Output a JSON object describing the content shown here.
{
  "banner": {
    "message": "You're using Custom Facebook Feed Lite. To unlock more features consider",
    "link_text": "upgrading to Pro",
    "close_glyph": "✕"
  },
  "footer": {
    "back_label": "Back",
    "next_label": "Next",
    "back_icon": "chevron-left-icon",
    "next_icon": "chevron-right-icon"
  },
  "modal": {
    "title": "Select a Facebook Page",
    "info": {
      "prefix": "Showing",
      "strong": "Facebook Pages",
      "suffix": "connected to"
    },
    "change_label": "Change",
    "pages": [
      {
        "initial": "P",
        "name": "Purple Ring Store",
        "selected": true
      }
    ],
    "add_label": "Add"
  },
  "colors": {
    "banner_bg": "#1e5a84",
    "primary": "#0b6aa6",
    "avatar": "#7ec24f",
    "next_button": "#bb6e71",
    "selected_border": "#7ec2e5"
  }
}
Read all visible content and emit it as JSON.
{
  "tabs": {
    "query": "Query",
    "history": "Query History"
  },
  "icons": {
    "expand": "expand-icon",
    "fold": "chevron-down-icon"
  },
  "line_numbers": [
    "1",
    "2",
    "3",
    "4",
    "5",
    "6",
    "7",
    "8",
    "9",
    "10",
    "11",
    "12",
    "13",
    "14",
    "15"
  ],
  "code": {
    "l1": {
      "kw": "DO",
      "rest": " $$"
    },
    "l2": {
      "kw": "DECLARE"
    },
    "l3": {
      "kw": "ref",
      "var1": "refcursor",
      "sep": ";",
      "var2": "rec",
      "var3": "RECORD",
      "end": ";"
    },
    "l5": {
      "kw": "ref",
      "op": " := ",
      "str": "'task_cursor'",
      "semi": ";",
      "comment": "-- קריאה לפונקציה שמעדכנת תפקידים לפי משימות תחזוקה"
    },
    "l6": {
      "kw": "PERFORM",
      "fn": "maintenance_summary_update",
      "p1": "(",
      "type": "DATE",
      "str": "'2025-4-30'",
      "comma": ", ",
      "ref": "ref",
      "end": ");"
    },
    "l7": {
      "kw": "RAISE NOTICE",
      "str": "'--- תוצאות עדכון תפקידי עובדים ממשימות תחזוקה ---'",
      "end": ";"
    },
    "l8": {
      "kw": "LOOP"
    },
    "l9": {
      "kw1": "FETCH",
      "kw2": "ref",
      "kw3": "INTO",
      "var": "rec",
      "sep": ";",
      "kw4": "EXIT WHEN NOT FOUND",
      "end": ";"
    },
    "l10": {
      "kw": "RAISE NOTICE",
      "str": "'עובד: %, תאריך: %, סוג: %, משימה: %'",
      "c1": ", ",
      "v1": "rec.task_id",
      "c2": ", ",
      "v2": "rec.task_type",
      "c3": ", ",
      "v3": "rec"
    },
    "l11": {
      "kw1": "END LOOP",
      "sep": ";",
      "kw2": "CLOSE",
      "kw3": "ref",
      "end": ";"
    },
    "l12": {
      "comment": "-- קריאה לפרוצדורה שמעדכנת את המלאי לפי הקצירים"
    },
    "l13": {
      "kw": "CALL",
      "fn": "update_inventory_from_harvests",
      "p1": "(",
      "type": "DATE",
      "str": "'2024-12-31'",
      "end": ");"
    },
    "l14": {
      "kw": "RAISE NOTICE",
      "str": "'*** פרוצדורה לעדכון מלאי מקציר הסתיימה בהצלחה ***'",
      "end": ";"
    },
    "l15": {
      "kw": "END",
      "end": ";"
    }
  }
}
# # # # # # #
» Objective: Return every line of the preceding records in which the word "content" appears.

» Reply to the exercise:
Output a JSON object describing the content shown here.
Read all visible content and emit it as JSON.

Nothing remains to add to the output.